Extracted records
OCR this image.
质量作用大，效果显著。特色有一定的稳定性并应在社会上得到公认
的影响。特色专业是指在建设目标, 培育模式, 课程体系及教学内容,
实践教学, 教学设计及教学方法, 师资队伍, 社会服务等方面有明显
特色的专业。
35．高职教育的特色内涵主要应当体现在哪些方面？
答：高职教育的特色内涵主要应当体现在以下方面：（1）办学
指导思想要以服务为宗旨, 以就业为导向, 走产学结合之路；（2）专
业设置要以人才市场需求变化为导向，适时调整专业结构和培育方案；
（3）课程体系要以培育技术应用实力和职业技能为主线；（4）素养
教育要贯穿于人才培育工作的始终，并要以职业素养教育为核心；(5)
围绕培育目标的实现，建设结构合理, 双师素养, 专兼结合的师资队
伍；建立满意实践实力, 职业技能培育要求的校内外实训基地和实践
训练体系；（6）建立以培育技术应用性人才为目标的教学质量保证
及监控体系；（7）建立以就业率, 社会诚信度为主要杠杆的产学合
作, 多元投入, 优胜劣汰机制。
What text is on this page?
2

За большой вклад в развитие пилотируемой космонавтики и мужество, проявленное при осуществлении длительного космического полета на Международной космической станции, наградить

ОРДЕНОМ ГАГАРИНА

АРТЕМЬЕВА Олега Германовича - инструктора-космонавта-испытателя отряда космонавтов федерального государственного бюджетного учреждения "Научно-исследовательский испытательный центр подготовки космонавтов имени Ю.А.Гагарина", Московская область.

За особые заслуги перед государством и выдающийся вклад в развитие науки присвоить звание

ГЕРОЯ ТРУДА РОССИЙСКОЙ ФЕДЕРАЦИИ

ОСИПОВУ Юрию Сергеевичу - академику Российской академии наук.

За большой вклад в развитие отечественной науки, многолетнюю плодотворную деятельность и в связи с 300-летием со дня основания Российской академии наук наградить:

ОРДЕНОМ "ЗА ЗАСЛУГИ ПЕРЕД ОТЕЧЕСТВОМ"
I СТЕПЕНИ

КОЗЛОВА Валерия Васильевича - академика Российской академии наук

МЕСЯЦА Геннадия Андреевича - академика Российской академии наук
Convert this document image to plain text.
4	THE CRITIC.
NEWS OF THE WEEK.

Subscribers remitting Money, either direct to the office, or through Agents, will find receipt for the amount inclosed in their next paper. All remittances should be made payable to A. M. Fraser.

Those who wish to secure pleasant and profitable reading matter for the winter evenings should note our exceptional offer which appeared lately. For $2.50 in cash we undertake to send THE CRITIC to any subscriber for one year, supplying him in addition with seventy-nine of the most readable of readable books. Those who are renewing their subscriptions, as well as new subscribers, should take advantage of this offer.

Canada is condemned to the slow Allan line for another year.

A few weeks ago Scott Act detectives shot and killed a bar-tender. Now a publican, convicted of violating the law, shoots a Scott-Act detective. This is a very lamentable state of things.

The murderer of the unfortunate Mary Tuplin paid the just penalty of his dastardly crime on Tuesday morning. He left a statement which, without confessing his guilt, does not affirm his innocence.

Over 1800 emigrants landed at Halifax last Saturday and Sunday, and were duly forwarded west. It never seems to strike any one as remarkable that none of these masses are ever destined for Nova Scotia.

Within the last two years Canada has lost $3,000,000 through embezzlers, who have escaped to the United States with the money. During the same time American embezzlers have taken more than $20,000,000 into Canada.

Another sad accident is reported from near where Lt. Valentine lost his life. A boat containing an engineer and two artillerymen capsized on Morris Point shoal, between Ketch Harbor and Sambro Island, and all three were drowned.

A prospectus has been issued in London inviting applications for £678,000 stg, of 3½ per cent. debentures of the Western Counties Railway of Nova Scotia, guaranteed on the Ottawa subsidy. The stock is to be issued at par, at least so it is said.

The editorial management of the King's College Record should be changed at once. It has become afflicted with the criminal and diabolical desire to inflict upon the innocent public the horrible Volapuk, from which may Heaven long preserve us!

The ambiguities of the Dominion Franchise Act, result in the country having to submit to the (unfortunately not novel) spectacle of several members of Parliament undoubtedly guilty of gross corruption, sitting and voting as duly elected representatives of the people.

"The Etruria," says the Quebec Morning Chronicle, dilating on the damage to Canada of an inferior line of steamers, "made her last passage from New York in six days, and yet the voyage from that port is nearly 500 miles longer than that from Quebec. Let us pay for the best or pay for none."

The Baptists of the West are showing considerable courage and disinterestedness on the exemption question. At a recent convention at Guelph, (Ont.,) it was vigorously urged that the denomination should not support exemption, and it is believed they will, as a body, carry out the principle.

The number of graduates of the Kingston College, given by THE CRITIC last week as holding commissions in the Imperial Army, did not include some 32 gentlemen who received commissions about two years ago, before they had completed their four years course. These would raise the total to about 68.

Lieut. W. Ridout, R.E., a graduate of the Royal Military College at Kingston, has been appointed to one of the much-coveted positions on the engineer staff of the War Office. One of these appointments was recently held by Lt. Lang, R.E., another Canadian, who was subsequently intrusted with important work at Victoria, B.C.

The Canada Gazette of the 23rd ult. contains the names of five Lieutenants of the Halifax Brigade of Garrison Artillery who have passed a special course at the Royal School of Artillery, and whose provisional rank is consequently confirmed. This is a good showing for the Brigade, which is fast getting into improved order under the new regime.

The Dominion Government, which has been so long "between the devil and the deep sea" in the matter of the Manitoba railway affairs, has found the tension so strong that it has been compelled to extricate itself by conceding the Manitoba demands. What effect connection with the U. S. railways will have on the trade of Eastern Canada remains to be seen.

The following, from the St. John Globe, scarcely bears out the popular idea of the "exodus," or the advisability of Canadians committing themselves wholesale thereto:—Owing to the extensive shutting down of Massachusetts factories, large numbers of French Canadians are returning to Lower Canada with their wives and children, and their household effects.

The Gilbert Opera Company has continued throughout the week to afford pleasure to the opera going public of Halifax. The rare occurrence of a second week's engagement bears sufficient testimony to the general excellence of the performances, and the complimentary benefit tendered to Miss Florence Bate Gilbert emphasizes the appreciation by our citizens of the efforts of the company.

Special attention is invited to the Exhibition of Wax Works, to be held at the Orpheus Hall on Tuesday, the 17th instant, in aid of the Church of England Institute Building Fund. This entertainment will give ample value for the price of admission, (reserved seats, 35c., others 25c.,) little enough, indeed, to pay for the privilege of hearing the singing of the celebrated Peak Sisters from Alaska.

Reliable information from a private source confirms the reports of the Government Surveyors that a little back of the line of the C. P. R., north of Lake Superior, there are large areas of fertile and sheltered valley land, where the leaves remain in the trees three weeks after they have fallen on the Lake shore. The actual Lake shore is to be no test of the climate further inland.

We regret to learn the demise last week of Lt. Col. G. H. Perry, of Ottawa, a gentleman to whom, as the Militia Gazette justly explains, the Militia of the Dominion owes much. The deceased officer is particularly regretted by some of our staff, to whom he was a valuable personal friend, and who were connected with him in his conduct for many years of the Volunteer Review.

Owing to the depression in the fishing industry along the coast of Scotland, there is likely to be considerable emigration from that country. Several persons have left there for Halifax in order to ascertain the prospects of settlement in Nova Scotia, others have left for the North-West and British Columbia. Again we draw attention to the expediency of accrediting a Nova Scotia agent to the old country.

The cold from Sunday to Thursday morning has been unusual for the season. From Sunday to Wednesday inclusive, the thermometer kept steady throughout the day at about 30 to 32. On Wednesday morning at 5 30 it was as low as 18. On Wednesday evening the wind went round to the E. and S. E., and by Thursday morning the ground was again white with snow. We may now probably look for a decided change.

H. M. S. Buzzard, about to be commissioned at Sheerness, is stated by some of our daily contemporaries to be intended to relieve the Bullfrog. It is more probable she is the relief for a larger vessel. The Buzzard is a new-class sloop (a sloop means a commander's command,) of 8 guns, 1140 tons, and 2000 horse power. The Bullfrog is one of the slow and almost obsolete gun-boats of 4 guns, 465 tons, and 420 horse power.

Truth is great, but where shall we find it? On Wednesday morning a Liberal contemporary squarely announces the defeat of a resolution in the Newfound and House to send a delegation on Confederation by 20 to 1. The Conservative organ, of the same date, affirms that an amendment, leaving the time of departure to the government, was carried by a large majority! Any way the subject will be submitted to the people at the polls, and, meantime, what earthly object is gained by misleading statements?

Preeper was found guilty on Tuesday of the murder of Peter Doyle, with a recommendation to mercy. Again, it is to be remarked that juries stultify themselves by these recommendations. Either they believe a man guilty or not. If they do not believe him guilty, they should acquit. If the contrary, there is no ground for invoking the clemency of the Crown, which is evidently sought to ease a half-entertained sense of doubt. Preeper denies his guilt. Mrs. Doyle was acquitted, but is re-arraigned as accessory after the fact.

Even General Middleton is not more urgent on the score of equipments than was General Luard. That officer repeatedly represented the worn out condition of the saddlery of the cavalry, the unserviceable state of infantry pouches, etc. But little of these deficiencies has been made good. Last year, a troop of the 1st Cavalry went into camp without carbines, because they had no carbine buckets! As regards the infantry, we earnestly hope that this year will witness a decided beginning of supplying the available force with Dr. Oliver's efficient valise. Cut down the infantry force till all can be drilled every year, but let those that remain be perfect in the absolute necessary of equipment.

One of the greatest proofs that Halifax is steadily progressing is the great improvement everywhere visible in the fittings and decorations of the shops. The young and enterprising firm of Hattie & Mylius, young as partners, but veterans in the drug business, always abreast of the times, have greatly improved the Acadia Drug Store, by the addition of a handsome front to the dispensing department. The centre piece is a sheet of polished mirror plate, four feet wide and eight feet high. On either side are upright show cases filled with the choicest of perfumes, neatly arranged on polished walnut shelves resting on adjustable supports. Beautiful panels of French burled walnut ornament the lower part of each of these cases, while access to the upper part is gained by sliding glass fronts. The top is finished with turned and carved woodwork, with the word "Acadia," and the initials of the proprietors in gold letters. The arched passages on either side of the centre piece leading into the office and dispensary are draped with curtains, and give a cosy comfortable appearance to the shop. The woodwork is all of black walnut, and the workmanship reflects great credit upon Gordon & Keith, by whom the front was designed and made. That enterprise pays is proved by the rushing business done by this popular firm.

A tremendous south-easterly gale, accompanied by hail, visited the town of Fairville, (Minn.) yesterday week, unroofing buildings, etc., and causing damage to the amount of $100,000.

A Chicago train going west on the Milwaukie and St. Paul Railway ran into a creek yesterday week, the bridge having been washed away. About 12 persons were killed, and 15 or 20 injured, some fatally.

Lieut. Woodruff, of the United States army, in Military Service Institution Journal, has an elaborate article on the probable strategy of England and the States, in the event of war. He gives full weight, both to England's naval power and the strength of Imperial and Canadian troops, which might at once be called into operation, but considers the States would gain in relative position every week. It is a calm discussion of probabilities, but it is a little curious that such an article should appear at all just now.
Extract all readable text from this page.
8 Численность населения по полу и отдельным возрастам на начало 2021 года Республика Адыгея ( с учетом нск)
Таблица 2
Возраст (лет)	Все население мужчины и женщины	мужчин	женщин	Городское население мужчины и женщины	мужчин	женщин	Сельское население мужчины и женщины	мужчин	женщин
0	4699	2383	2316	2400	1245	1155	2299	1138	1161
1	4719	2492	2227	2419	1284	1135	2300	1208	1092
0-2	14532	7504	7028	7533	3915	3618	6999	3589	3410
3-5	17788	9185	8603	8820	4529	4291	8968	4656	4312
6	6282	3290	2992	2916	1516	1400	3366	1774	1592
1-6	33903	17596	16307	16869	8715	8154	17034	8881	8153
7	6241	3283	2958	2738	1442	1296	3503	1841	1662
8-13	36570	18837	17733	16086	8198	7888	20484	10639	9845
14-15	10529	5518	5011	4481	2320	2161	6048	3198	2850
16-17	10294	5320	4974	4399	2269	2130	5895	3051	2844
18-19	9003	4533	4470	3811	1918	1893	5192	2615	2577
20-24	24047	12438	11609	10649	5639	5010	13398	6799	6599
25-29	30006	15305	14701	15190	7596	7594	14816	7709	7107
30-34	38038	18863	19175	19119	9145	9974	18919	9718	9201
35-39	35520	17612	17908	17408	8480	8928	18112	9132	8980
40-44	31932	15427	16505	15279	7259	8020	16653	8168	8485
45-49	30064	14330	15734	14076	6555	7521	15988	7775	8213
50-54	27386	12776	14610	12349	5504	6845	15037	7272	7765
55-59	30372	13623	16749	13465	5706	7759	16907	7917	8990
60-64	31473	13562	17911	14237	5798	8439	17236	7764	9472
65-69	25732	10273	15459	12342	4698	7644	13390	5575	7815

- _Stated problem_:
Locate the line that contains "Extract all readable text from this page.", then please quote it and every line after it to the end of the entries above, exactly and with nothing else.

- _Solved problem_:
Extract all readable text from this page.
8 Численность населения по полу и отдельным возрастам на начало 2021 года Республика Адыгея ( с учетом нск)
Таблица 2
Возраст (лет)	Все население мужчины и женщины	мужчин	женщин	Городское население мужчины и женщины	мужчин	женщин	Сельское население мужчины и женщины	мужчин	женщин
0	4699	2383	2316	2400	1245	1155	2299	1138	1161
1	4719	2492	2227	2419	1284	1135	2300	1208	1092
0-2	14532	7504	7028	7533	3915	3618	6999	3589	3410
3-5	17788	9185	8603	8820	4529	4291	8968	4656	4312
6	6282	3290	2992	2916	1516	1400	3366	1774	1592
1-6	33903	17596	16307	16869	8715	8154	17034	8881	8153
7	6241	3283	2958	2738	1442	1296	3503	1841	1662
8-13	36570	18837	17733	16086	8198	7888	20484	10639	9845
14-15	10529	5518	5011	4481	2320	2161	6048	3198	2850
16-17	10294	5320	4974	4399	2269	2130	5895	3051	2844
18-19	9003	4533	4470	3811	1918	1893	5192	2615	2577
20-24	24047	12438	11609	10649	5639	5010	13398	6799	6599
25-29	30006	15305	14701	15190	7596	7594	14816	7709	7107
30-34	38038	18863	19175	19119	9145	9974	18919	9718	9201
35-39	35520	17612	17908	17408	8480	8928	18112	9132	8980
40-44	31932	15427	16505	15279	7259	8020	16653	8168	8485
45-49	30064	14330	15734	14076	6555	7521	15988	7775	8213
50-54	27386	12776	14610	12349	5504	6845	15037	7272	7765
55-59	30372	13623	16749	13465	5706	7759	16907	7917	8990
60-64	31473	13562	17911	14237	5798	8439	17236	7764	9472
65-69	25732	10273	15459	12342	4698	7644	13390	5575	7815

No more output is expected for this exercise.